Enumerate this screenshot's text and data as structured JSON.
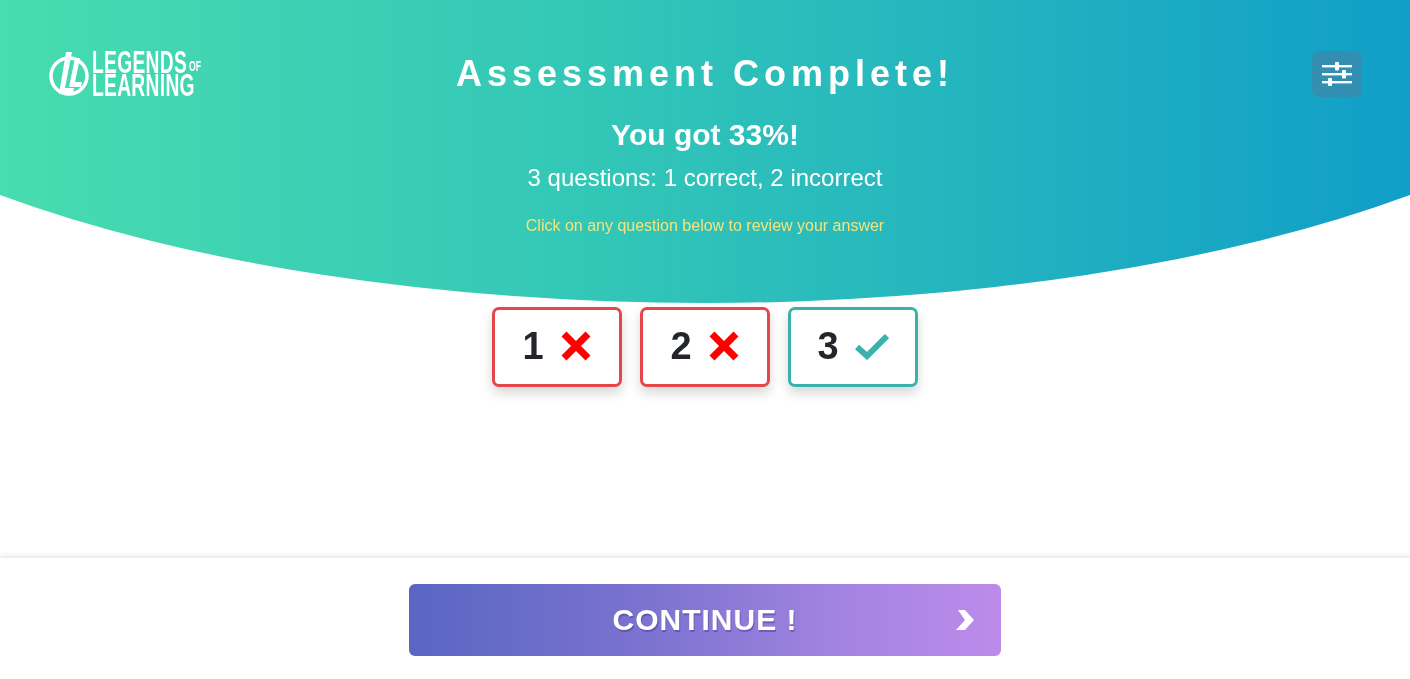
{
  "header": {
    "logo": {
      "line_1": "LEGENDS",
      "small": "OF",
      "line_2": "LEARNING"
    },
    "title": "Assessment Complete!",
    "score": "You got 33%!",
    "summary": "3 questions: 1 correct, 2 incorrect",
    "hint": "Click on any question below to review your answer"
  },
  "questions": [
    {
      "number": "1",
      "kind": "incorrect"
    },
    {
      "number": "2",
      "kind": "incorrect"
    },
    {
      "number": "3",
      "kind": "correct"
    }
  ],
  "continue_button": {
    "label": "CONTINUE !"
  }
}
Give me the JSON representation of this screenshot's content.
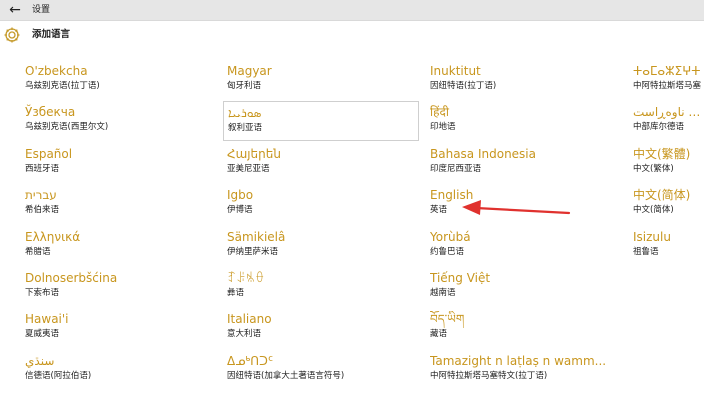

Task statement: Reproduce each record above by retyping it exactly; omit all images.

Output:
Enumerate this screenshot's text and data as structured JSON.
{
  "header": {
    "logo": {
      "line_1": "LEGENDS",
      "small": "OF",
      "line_2": "LEARNING"
    },
    "title": "Assessment Complete!",
    "score": "You got 33%!",
    "summary": "3 questions: 1 correct, 2 incorrect",
    "hint": "Click on any question below to review your answer"
  },
  "questions": [
    {
      "number": "1",
      "kind": "incorrect"
    },
    {
      "number": "2",
      "kind": "incorrect"
    },
    {
      "number": "3",
      "kind": "correct"
    }
  ],
  "continue_button": {
    "label": "CONTINUE !"
  }
}
Give me the JSON representation of this screenshot's content.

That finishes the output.